The records that follow are to be repeated without alteration.

==========

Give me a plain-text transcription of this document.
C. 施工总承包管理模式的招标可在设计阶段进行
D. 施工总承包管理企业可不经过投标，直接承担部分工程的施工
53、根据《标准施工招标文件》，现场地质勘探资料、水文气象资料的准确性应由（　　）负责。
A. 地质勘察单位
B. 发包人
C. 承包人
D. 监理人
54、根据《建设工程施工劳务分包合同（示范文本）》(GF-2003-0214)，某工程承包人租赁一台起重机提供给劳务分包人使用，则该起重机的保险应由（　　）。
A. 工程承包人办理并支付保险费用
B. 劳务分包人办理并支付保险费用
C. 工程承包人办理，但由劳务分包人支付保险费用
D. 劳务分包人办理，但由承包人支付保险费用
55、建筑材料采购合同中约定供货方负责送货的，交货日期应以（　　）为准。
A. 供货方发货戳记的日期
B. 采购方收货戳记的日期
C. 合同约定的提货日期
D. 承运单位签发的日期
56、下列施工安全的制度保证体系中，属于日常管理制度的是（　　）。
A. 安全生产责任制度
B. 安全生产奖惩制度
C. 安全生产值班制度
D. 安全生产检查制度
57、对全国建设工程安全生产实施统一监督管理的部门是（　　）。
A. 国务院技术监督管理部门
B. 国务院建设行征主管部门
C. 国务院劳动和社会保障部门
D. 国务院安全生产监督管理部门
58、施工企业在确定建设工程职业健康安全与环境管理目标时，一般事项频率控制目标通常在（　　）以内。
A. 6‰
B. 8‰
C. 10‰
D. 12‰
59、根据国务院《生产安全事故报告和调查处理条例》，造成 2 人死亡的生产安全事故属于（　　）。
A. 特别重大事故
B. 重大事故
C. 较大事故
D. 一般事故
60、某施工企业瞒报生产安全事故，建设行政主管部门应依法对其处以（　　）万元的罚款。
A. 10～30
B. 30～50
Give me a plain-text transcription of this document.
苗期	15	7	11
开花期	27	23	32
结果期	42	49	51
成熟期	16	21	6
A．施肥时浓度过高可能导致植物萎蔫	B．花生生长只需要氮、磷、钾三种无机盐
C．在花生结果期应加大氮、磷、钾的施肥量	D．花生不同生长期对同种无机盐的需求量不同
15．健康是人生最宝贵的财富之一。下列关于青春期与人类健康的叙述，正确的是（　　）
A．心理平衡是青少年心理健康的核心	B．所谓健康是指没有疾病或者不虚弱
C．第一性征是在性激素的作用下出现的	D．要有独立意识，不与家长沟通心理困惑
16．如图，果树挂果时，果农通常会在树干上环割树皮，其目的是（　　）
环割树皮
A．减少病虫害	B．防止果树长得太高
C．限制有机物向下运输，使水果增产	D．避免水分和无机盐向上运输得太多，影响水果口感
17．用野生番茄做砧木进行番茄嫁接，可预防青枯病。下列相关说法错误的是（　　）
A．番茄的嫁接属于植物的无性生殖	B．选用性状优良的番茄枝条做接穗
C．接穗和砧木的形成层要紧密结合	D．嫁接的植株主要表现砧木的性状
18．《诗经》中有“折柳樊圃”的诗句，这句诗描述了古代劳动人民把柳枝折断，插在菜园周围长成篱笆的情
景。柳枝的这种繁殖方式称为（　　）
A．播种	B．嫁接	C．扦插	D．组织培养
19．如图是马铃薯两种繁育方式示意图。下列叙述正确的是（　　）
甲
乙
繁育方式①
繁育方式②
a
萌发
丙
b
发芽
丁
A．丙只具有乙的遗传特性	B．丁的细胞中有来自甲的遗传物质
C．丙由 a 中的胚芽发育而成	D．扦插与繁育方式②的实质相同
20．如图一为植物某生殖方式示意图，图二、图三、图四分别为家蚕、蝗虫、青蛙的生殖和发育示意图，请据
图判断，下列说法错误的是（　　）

==========

Result:
Give me a plain-text transcription of this document.
C. 施工总承包管理模式的招标可在设计阶段进行
D. 施工总承包管理企业可不经过投标，直接承担部分工程的施工
53、根据《标准施工招标文件》，现场地质勘探资料、水文气象资料的准确性应由（　　）负责。
A. 地质勘察单位
B. 发包人
C. 承包人
D. 监理人
54、根据《建设工程施工劳务分包合同（示范文本）》(GF-2003-0214)，某工程承包人租赁一台起重机提供给劳务分包人使用，则该起重机的保险应由（　　）。
A. 工程承包人办理并支付保险费用
B. 劳务分包人办理并支付保险费用
C. 工程承包人办理，但由劳务分包人支付保险费用
D. 劳务分包人办理，但由承包人支付保险费用
55、建筑材料采购合同中约定供货方负责送货的，交货日期应以（　　）为准。
A. 供货方发货戳记的日期
B. 采购方收货戳记的日期
C. 合同约定的提货日期
D. 承运单位签发的日期
56、下列施工安全的制度保证体系中，属于日常管理制度的是（　　）。
A. 安全生产责任制度
B. 安全生产奖惩制度
C. 安全生产值班制度
D. 安全生产检查制度
57、对全国建设工程安全生产实施统一监督管理的部门是（　　）。
A. 国务院技术监督管理部门
B. 国务院建设行征主管部门
C. 国务院劳动和社会保障部门
D. 国务院安全生产监督管理部门
58、施工企业在确定建设工程职业健康安全与环境管理目标时，一般事项频率控制目标通常在（　　）以内。
A. 6‰
B. 8‰
C. 10‰
D. 12‰
59、根据国务院《生产安全事故报告和调查处理条例》，造成 2 人死亡的生产安全事故属于（　　）。
A. 特别重大事故
B. 重大事故
C. 较大事故
D. 一般事故
60、某施工企业瞒报生产安全事故，建设行政主管部门应依法对其处以（　　）万元的罚款。
A. 10～30
B. 30～50
Give me a plain-text transcription of this document.
苗期	15	7	11
开花期	27	23	32
结果期	42	49	51
成熟期	16	21	6
A．施肥时浓度过高可能导致植物萎蔫	B．花生生长只需要氮、磷、钾三种无机盐
C．在花生结果期应加大氮、磷、钾的施肥量	D．花生不同生长期对同种无机盐的需求量不同
15．健康是人生最宝贵的财富之一。下列关于青春期与人类健康的叙述，正确的是（　　）
A．心理平衡是青少年心理健康的核心	B．所谓健康是指没有疾病或者不虚弱
C．第一性征是在性激素的作用下出现的	D．要有独立意识，不与家长沟通心理困惑
16．如图，果树挂果时，果农通常会在树干上环割树皮，其目的是（　　）
环割树皮
A．减少病虫害	B．防止果树长得太高
C．限制有机物向下运输，使水果增产	D．避免水分和无机盐向上运输得太多，影响水果口感
17．用野生番茄做砧木进行番茄嫁接，可预防青枯病。下列相关说法错误的是（　　）
A．番茄的嫁接属于植物的无性生殖	B．选用性状优良的番茄枝条做接穗
C．接穗和砧木的形成层要紧密结合	D．嫁接的植株主要表现砧木的性状
18．《诗经》中有“折柳樊圃”的诗句，这句诗描述了古代劳动人民把柳枝折断，插在菜园周围长成篱笆的情
景。柳枝的这种繁殖方式称为（　　）
A．播种	B．嫁接	C．扦插	D．组织培养
19．如图是马铃薯两种繁育方式示意图。下列叙述正确的是（　　）
甲
乙
繁育方式①
繁育方式②
a
萌发
丙
b
发芽
丁
A．丙只具有乙的遗传特性	B．丁的细胞中有来自甲的遗传物质
C．丙由 a 中的胚芽发育而成	D．扦插与繁育方式②的实质相同
20．如图一为植物某生殖方式示意图，图二、图三、图四分别为家蚕、蝗虫、青蛙的生殖和发育示意图，请据
图判断，下列说法错误的是（　　）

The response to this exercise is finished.